══ GIVEN DATA

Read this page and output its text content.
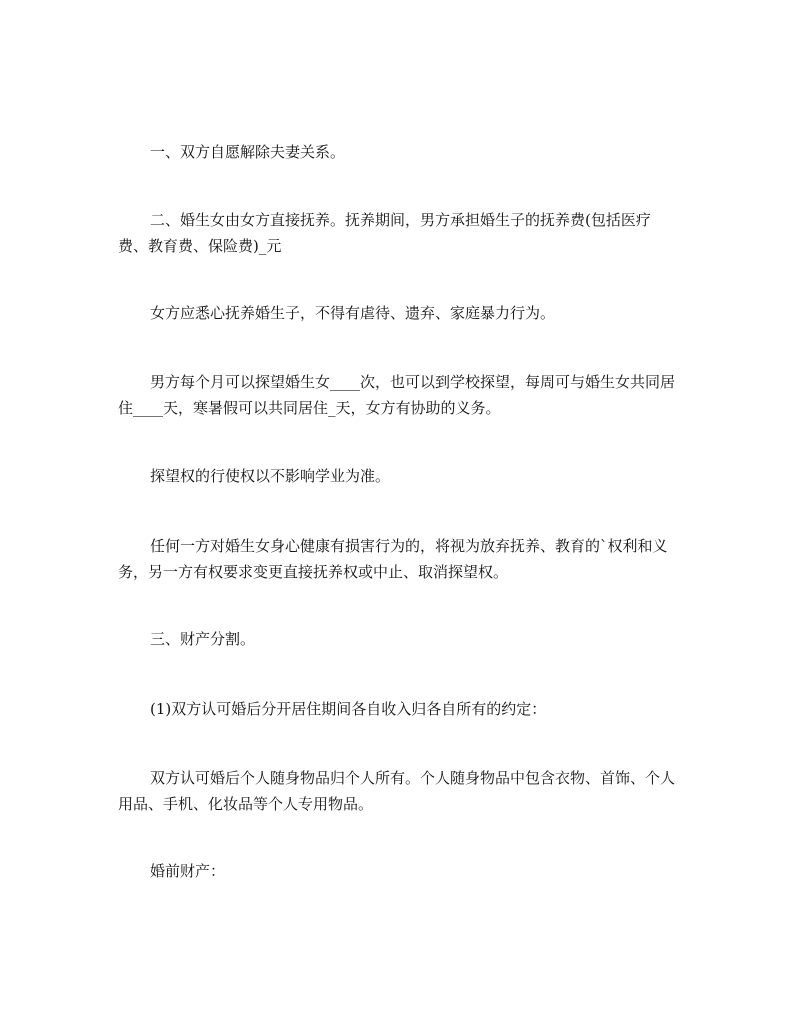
一、双方自愿解除夫妻关系。

二、婚生女由女方直接抚养。抚养期间，男方承担婚生子的抚养费(包括医疗费、教育费、保险费)_元

女方应悉心抚养婚生子，不得有虐待、遗弃、家庭暴力行为。

男方每个月可以探望婚生女____次，也可以到学校探望，每周可与婚生女共同居住____天，寒暑假可以共同居住_天，女方有协助的义务。

探望权的行使权以不影响学业为准。

任何一方对婚生女身心健康有损害行为的，将视为放弃抚养、教育的`权利和义务，另一方有权要求变更直接抚养权或中止、取消探望权。

三、财产分割。

(1)双方认可婚后分开居住期间各自收入归各自所有的约定：

双方认可婚后个人随身物品归个人所有。个人随身物品中包含衣物、首饰、个人用品、手机、化妆品等个人专用物品。

婚前财产：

════

▶ **PROMPT**
Replicate the material above verbatim; images stay out of the copy.

▶ **EXERCISE ANSWER**
Read this page and output its text content.
一、双方自愿解除夫妻关系。

二、婚生女由女方直接抚养。抚养期间，男方承担婚生子的抚养费(包括医疗费、教育费、保险费)_元

女方应悉心抚养婚生子，不得有虐待、遗弃、家庭暴力行为。

男方每个月可以探望婚生女____次，也可以到学校探望，每周可与婚生女共同居住____天，寒暑假可以共同居住_天，女方有协助的义务。

探望权的行使权以不影响学业为准。

任何一方对婚生女身心健康有损害行为的，将视为放弃抚养、教育的`权利和义务，另一方有权要求变更直接抚养权或中止、取消探望权。

三、财产分割。

(1)双方认可婚后分开居住期间各自收入归各自所有的约定：

双方认可婚后个人随身物品归个人所有。个人随身物品中包含衣物、首饰、个人用品、手机、化妆品等个人专用物品。

婚前财产：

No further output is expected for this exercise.